=== DIRECTIONS ===
Each record is to be printed exactly as given, down to the last mark.
►
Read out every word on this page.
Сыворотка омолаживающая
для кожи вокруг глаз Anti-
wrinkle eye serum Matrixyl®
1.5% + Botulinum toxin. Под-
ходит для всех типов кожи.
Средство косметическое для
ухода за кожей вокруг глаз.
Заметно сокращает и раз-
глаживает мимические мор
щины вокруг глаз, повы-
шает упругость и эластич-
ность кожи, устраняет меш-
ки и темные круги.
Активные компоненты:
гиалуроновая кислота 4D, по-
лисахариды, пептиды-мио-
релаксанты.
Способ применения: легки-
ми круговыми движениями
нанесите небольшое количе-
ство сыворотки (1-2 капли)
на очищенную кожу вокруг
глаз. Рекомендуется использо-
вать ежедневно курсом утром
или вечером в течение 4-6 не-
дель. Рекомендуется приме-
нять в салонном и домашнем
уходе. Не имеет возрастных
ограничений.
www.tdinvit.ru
◄
=== WRITTEN RESPONSE ===
Read out every word on this page.
Сыворотка омолаживающая
для кожи вокруг глаз Anti-
wrinkle eye serum Matrixyl®
1.5% + Botulinum toxin. Под-
ходит для всех типов кожи.
Средство косметическое для
ухода за кожей вокруг глаз.
Заметно сокращает и раз-
глаживает мимические мор
щины вокруг глаз, повы-
шает упругость и эластич-
ность кожи, устраняет меш-
ки и темные круги.
Активные компоненты:
гиалуроновая кислота 4D, по-
лисахариды, пептиды-мио-
релаксанты.
Способ применения: легки-
ми круговыми движениями
нанесите небольшое количе-
ство сыворотки (1-2 капли)
на очищенную кожу вокруг
глаз. Рекомендуется использо-
вать ежедневно курсом утром
или вечером в течение 4-6 не-
дель. Рекомендуется приме-
нять в салонном и домашнем
уходе. Не имеет возрастных
ограничений.
www.tdinvit.ru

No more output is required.